Dataset rows:
────────────────────

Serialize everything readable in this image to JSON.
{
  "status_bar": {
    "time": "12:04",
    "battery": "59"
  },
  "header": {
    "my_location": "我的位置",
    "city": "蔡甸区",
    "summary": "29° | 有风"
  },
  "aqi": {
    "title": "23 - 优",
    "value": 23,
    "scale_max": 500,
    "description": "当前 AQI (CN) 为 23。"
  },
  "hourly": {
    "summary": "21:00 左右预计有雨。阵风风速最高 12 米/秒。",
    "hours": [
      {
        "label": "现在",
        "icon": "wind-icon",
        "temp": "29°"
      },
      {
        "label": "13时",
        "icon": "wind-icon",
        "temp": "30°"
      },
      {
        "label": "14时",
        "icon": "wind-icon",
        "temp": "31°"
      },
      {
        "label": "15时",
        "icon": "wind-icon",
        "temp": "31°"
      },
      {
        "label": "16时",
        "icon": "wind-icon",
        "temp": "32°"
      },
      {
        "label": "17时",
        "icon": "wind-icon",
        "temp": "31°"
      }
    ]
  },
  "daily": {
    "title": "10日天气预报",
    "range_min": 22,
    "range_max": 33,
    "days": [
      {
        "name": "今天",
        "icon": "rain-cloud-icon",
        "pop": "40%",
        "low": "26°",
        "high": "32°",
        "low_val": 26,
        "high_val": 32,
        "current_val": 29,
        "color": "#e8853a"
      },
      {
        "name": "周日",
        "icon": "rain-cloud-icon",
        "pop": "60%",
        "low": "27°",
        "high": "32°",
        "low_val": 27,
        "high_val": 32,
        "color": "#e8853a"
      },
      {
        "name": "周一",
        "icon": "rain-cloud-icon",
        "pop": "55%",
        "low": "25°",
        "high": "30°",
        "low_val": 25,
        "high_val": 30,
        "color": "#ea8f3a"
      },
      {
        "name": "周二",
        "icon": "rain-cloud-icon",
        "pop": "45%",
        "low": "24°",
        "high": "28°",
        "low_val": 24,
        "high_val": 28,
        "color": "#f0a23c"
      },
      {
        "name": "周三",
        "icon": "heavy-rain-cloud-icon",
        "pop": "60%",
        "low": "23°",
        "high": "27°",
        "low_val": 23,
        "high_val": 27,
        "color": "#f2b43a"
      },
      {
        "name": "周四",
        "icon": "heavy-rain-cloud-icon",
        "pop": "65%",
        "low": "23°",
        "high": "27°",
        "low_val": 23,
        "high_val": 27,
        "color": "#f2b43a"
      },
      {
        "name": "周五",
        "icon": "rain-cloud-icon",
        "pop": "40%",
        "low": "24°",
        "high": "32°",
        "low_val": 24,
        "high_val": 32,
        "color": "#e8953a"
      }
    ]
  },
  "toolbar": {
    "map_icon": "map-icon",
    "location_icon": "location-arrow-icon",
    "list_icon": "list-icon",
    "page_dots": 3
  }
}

────────────────────

**Your task**
Nothing in the data may differ; print all of it exactly as written.

**Solution to this problem**
Serialize everything readable in this image to JSON.
{
  "status_bar": {
    "time": "12:04",
    "battery": "59"
  },
  "header": {
    "my_location": "我的位置",
    "city": "蔡甸区",
    "summary": "29° | 有风"
  },
  "aqi": {
    "title": "23 - 优",
    "value": 23,
    "scale_max": 500,
    "description": "当前 AQI (CN) 为 23。"
  },
  "hourly": {
    "summary": "21:00 左右预计有雨。阵风风速最高 12 米/秒。",
    "hours": [
      {
        "label": "现在",
        "icon": "wind-icon",
        "temp": "29°"
      },
      {
        "label": "13时",
        "icon": "wind-icon",
        "temp": "30°"
      },
      {
        "label": "14时",
        "icon": "wind-icon",
        "temp": "31°"
      },
      {
        "label": "15时",
        "icon": "wind-icon",
        "temp": "31°"
      },
      {
        "label": "16时",
        "icon": "wind-icon",
        "temp": "32°"
      },
      {
        "label": "17时",
        "icon": "wind-icon",
        "temp": "31°"
      }
    ]
  },
  "daily": {
    "title": "10日天气预报",
    "range_min": 22,
    "range_max": 33,
    "days": [
      {
        "name": "今天",
        "icon": "rain-cloud-icon",
        "pop": "40%",
        "low": "26°",
        "high": "32°",
        "low_val": 26,
        "high_val": 32,
        "current_val": 29,
        "color": "#e8853a"
      },
      {
        "name": "周日",
        "icon": "rain-cloud-icon",
        "pop": "60%",
        "low": "27°",
        "high": "32°",
        "low_val": 27,
        "high_val": 32,
        "color": "#e8853a"
      },
      {
        "name": "周一",
        "icon": "rain-cloud-icon",
        "pop": "55%",
        "low": "25°",
        "high": "30°",
        "low_val": 25,
        "high_val": 30,
        "color": "#ea8f3a"
      },
      {
        "name": "周二",
        "icon": "rain-cloud-icon",
        "pop": "45%",
        "low": "24°",
        "high": "28°",
        "low_val": 24,
        "high_val": 28,
        "color": "#f0a23c"
      },
      {
        "name": "周三",
        "icon": "heavy-rain-cloud-icon",
        "pop": "60%",
        "low": "23°",
        "high": "27°",
        "low_val": 23,
        "high_val": 27,
        "color": "#f2b43a"
      },
      {
        "name": "周四",
        "icon": "heavy-rain-cloud-icon",
        "pop": "65%",
        "low": "23°",
        "high": "27°",
        "low_val": 23,
        "high_val": 27,
        "color": "#f2b43a"
      },
      {
        "name": "周五",
        "icon": "rain-cloud-icon",
        "pop": "40%",
        "low": "24°",
        "high": "32°",
        "low_val": 24,
        "high_val": 32,
        "color": "#e8953a"
      }
    ]
  },
  "toolbar": {
    "map_icon": "map-icon",
    "location_icon": "location-arrow-icon",
    "list_icon": "list-icon",
    "page_dots": 3
  }
}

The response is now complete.